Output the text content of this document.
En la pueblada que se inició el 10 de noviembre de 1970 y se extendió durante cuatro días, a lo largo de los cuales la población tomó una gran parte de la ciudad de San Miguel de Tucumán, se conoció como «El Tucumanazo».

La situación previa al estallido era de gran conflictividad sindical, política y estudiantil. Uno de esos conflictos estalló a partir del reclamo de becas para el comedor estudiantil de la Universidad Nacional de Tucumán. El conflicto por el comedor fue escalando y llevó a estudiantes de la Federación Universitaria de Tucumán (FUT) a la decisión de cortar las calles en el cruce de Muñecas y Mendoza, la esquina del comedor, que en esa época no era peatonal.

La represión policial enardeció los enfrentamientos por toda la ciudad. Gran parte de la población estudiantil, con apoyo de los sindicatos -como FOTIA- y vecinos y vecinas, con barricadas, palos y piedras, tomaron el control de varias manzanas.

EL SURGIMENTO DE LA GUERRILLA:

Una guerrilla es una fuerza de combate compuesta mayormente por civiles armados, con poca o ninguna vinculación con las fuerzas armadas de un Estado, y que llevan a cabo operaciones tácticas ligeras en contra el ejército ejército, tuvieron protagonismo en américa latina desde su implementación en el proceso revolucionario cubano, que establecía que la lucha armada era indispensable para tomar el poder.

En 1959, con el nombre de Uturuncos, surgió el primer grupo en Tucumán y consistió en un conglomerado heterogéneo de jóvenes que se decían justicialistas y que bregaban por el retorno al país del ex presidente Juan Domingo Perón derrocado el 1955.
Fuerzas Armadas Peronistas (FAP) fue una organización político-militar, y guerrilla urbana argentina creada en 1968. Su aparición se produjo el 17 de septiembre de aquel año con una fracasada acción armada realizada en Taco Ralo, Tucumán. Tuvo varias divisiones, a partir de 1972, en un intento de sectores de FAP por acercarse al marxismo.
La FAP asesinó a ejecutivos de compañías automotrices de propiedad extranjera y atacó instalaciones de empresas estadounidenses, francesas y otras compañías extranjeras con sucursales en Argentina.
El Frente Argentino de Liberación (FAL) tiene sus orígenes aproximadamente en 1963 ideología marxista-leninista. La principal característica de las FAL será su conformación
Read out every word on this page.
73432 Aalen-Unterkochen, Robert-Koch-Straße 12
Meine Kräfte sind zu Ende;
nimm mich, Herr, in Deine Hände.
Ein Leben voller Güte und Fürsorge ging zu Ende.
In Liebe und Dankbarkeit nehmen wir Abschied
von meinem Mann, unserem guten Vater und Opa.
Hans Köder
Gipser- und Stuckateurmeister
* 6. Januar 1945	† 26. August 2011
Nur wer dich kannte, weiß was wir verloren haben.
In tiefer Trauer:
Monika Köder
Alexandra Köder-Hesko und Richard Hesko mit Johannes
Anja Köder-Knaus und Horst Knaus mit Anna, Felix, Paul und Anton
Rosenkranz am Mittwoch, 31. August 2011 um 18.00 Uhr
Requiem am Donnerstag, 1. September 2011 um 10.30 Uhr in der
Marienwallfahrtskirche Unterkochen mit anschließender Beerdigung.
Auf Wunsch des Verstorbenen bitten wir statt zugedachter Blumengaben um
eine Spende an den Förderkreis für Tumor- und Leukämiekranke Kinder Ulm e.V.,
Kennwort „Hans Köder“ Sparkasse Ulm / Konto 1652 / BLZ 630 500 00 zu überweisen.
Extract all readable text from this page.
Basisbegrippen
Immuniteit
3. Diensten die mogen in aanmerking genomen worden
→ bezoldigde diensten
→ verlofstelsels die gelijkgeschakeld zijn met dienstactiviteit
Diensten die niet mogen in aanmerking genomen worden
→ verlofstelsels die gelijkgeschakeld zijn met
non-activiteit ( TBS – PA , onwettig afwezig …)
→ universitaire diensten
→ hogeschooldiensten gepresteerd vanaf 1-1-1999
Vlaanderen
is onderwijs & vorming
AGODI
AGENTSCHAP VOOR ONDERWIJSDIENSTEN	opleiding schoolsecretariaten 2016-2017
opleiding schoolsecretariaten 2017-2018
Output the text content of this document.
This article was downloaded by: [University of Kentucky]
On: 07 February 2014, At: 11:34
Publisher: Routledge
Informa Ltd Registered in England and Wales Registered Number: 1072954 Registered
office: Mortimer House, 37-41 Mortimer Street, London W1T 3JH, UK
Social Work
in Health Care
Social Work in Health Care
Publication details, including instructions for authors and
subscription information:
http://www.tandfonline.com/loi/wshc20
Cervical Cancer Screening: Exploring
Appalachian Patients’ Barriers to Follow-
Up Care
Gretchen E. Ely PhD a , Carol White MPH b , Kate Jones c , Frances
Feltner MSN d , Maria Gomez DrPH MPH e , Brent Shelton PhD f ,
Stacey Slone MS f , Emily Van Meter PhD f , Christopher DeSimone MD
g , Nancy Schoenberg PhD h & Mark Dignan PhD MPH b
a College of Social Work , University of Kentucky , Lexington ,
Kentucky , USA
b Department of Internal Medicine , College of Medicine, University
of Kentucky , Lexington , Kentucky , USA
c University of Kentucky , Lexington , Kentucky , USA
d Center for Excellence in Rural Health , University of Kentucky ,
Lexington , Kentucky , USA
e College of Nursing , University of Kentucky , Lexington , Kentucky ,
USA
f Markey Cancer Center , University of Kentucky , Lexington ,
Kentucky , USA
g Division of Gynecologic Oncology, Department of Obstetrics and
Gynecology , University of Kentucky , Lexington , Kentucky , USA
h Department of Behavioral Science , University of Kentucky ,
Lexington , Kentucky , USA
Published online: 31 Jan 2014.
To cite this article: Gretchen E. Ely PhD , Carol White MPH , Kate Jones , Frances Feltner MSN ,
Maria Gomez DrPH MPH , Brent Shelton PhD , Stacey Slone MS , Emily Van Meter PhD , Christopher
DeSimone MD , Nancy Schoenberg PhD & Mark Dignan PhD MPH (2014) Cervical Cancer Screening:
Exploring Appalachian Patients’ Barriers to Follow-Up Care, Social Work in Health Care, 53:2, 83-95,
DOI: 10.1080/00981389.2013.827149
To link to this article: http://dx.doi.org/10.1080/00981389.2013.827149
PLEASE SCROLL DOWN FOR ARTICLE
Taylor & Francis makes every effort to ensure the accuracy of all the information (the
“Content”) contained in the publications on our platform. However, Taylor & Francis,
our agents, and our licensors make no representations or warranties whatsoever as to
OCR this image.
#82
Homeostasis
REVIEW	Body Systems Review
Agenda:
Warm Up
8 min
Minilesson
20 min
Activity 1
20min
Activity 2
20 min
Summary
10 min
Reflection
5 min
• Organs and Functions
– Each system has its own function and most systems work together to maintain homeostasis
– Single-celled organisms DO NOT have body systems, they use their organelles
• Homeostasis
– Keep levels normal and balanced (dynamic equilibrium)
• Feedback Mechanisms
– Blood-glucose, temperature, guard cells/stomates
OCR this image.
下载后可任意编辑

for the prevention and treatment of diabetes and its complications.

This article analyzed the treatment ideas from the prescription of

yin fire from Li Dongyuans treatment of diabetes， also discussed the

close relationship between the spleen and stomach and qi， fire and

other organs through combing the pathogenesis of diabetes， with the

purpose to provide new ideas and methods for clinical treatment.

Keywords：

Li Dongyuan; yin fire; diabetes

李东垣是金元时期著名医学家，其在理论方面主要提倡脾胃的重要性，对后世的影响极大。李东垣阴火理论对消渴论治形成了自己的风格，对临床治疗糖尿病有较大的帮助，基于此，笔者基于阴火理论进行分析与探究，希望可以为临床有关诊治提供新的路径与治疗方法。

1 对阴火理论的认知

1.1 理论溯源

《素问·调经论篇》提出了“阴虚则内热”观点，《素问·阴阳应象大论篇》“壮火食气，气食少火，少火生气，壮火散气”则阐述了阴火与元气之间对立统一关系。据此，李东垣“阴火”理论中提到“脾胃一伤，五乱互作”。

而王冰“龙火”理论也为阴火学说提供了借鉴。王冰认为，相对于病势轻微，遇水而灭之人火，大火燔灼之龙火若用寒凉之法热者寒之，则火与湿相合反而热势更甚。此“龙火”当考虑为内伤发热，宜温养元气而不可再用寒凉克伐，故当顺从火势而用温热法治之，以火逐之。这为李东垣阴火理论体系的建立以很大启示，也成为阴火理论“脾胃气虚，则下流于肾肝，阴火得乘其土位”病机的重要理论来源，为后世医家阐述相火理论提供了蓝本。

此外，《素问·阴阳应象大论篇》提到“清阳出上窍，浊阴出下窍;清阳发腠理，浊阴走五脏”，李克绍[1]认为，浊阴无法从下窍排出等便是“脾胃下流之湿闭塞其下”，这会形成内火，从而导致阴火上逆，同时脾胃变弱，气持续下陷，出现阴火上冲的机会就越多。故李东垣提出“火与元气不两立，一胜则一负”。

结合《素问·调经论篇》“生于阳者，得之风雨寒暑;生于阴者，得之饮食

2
*-*-*
* **Exercise goal**
Only lines containing "Christopher" belong in the answer; copy every such line from the records.

* **Your solution**
Stacey Slone MS f , Emily Van Meter PhD f , Christopher DeSimone MD
Maria Gomez DrPH MPH , Brent Shelton PhD , Stacey Slone MS , Emily Van Meter PhD , Christopher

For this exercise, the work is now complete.